■ **JOB**
Every line below is to be copied exactly, with the pictures left out.

■ **SOURCE MATERIAL**
..........

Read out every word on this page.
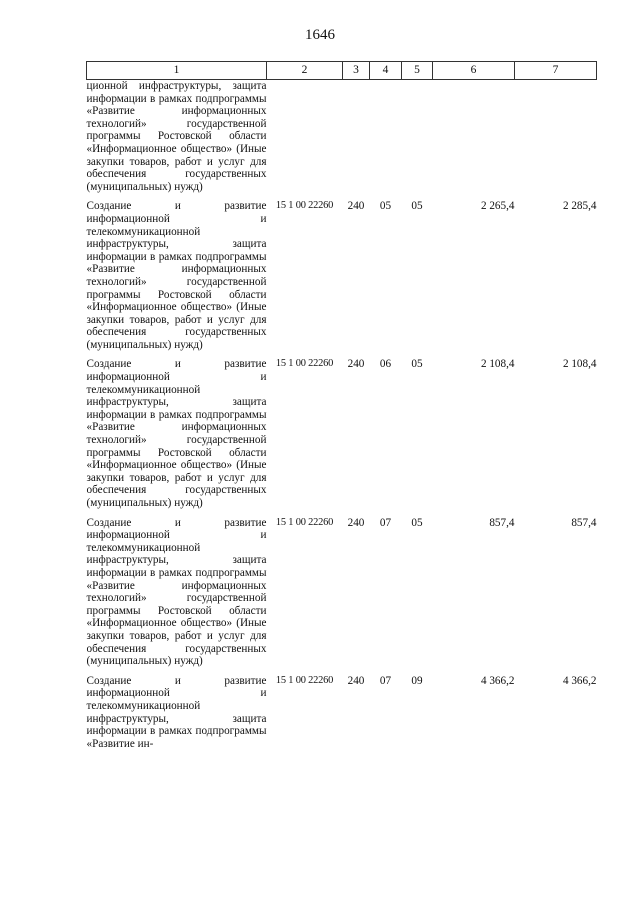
1646
1	2	3	4	5	6	7

ционной инфраструктуры, защита информации в рамках подпрограммы «Развитие информационных технологий» государственной программы Ростовской области «Информационное общество» (Иные закупки товаров, работ и услуг для обеспечения государственных (муниципальных) нужд)						

Создание и развитие информационной и телекоммуникационной инфраструктуры, защита информации в рамках подпрограммы «Развитие информационных технологий» государственной программы Ростовской области «Информационное общество» (Иные закупки товаров, работ и услуг для обеспечения государственных (муниципальных) нужд)	15 1 00 22260	240	05	05	2 265,4	2 285,4

Создание и развитие информационной и телекоммуникационной инфраструктуры, защита информации в рамках подпрограммы «Развитие информационных технологий» государственной программы Ростовской области «Информационное общество» (Иные закупки товаров, работ и услуг для обеспечения государственных (муниципальных) нужд)	15 1 00 22260	240	06	05	2 108,4	2 108,4

Создание и развитие информационной и телекоммуникационной инфраструктуры, защита информации в рамках подпрограммы «Развитие информационных технологий» государственной программы Ростовской области «Информационное общество» (Иные закупки товаров, работ и услуг для обеспечения государственных (муниципальных) нужд)	15 1 00 22260	240	07	05	857,4	857,4

Создание и развитие информационной и телекоммуникационной инфраструктуры, защита информации в рамках подпрограммы «Развитие ин-	15 1 00 22260	240	07	09	4 366,2	4 366,2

..........

■ **OUTPUT OF THE TASK**
Read out every word on this page.
1646
1	2	3	4	5	6	7

ционной инфраструктуры, защита информации в рамках подпрограммы «Развитие информационных технологий» государственной программы Ростовской области «Информационное общество» (Иные закупки товаров, работ и услуг для обеспечения государственных (муниципальных) нужд)						

Создание и развитие информационной и телекоммуникационной инфраструктуры, защита информации в рамках подпрограммы «Развитие информационных технологий» государственной программы Ростовской области «Информационное общество» (Иные закупки товаров, работ и услуг для обеспечения государственных (муниципальных) нужд)	15 1 00 22260	240	05	05	2 265,4	2 285,4

Создание и развитие информационной и телекоммуникационной инфраструктуры, защита информации в рамках подпрограммы «Развитие информационных технологий» государственной программы Ростовской области «Информационное общество» (Иные закупки товаров, работ и услуг для обеспечения государственных (муниципальных) нужд)	15 1 00 22260	240	06	05	2 108,4	2 108,4

Создание и развитие информационной и телекоммуникационной инфраструктуры, защита информации в рамках подпрограммы «Развитие информационных технологий» государственной программы Ростовской области «Информационное общество» (Иные закупки товаров, работ и услуг для обеспечения государственных (муниципальных) нужд)	15 1 00 22260	240	07	05	857,4	857,4

Создание и развитие информационной и телекоммуникационной инфраструктуры, защита информации в рамках подпрограммы «Развитие ин-	15 1 00 22260	240	07	09	4 366,2	4 366,2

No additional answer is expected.